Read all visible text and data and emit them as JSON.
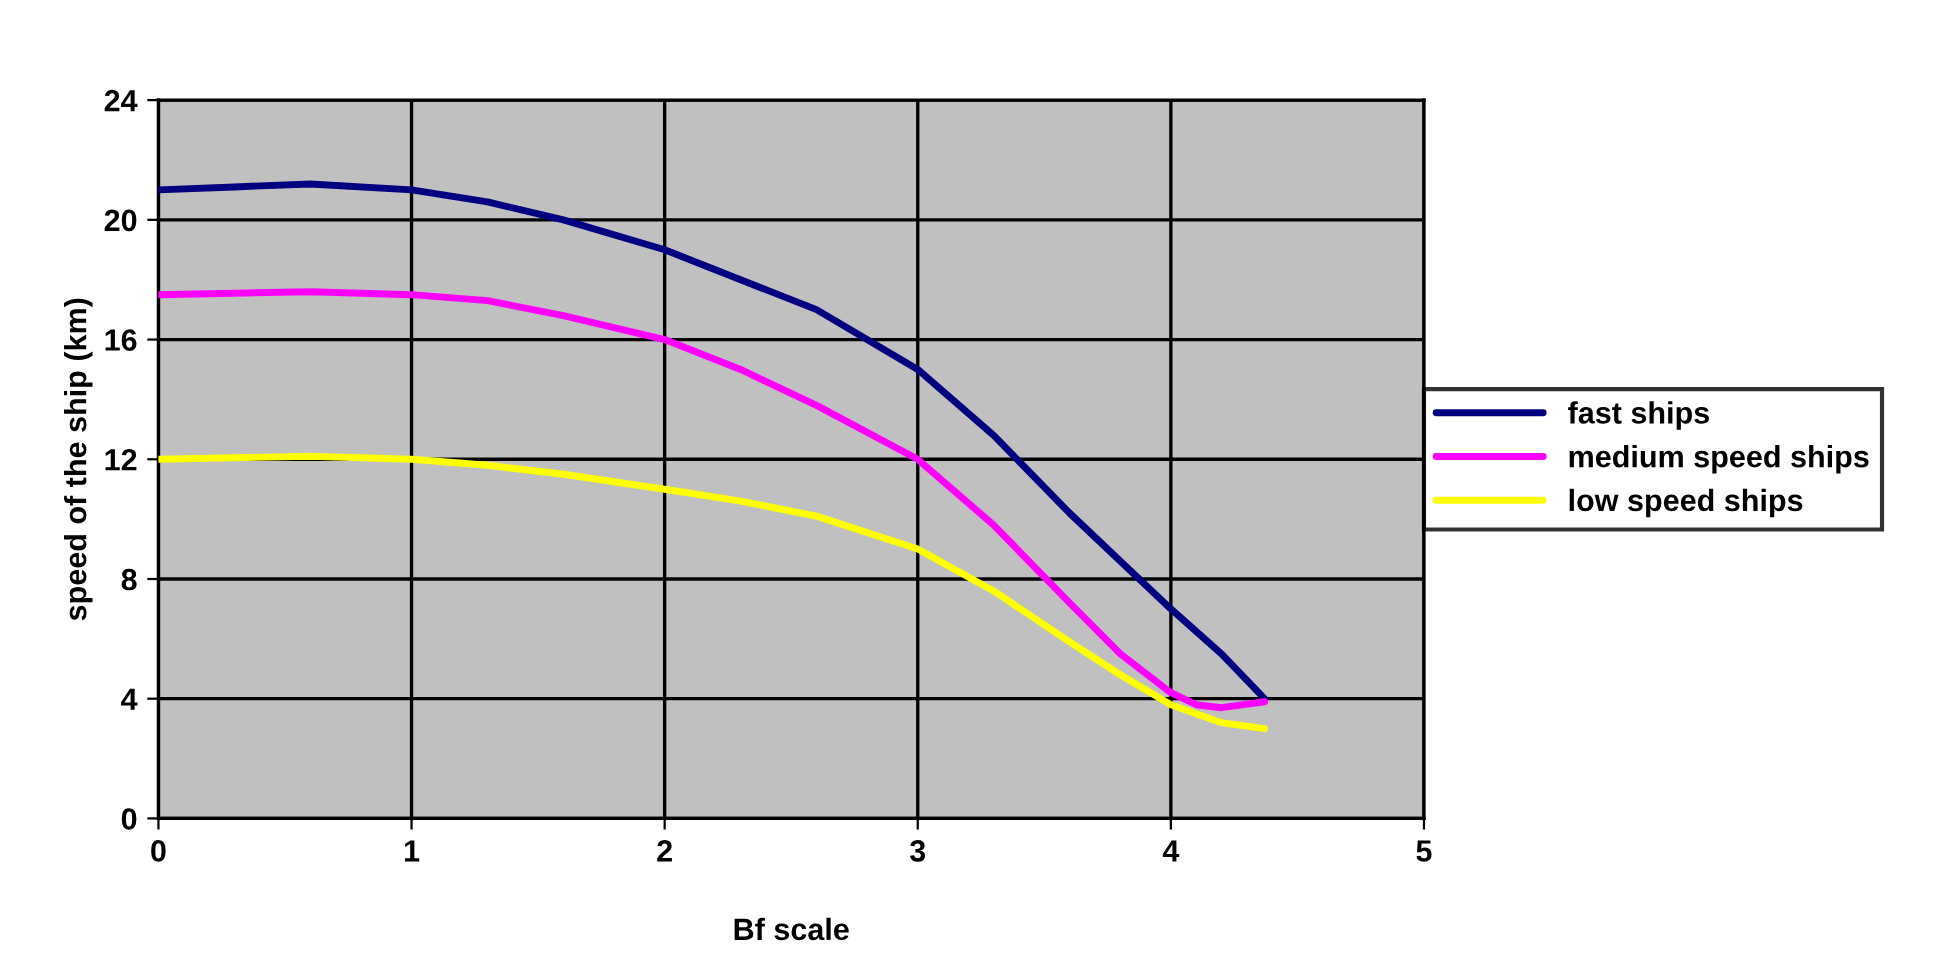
{
  "chart_data": {
    "type": "line",
    "xlabel": "Bf scale",
    "ylabel": "speed of the ship (km)",
    "xlim": [
      0,
      5
    ],
    "ylim": [
      0,
      24
    ],
    "xticks": [
      0,
      1,
      2,
      3,
      4,
      5
    ],
    "yticks": [
      0,
      4,
      8,
      12,
      16,
      20,
      24
    ],
    "grid": true,
    "legend": "right",
    "marker": "none",
    "line_style": "solid",
    "series": [
      {
        "name": "fast ships",
        "color": "#000080",
        "x": [
          0,
          0.3,
          0.6,
          1,
          1.3,
          1.6,
          2,
          2.3,
          2.6,
          3,
          3.3,
          3.6,
          4,
          4.2,
          4.37
        ],
        "values": [
          21,
          21.1,
          21.2,
          21,
          20.6,
          20,
          19,
          18,
          17,
          15,
          12.8,
          10.2,
          7,
          5.5,
          4
        ]
      },
      {
        "name": "medium speed ships",
        "color": "#ff00ff",
        "x": [
          0,
          0.3,
          0.6,
          1,
          1.3,
          1.6,
          2,
          2.3,
          2.6,
          3,
          3.3,
          3.6,
          3.8,
          4,
          4.1,
          4.2,
          4.37
        ],
        "values": [
          17.5,
          17.55,
          17.6,
          17.5,
          17.3,
          16.8,
          16,
          15,
          13.8,
          12,
          9.8,
          7.2,
          5.5,
          4.2,
          3.8,
          3.7,
          3.9
        ]
      },
      {
        "name": "low speed ships",
        "color": "#ffff00",
        "x": [
          0,
          0.3,
          0.6,
          1,
          1.3,
          1.6,
          2,
          2.3,
          2.6,
          3,
          3.3,
          3.6,
          3.8,
          4,
          4.2,
          4.37
        ],
        "values": [
          12,
          12.05,
          12.1,
          12,
          11.8,
          11.5,
          11,
          10.6,
          10.1,
          9,
          7.6,
          5.9,
          4.8,
          3.8,
          3.2,
          3
        ]
      }
    ]
  }
}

Exercise — Pull out all lines containing "name".

Final answer —
        "name": "fast ships",
        "name": "medium speed ships",
        "name": "low speed ships",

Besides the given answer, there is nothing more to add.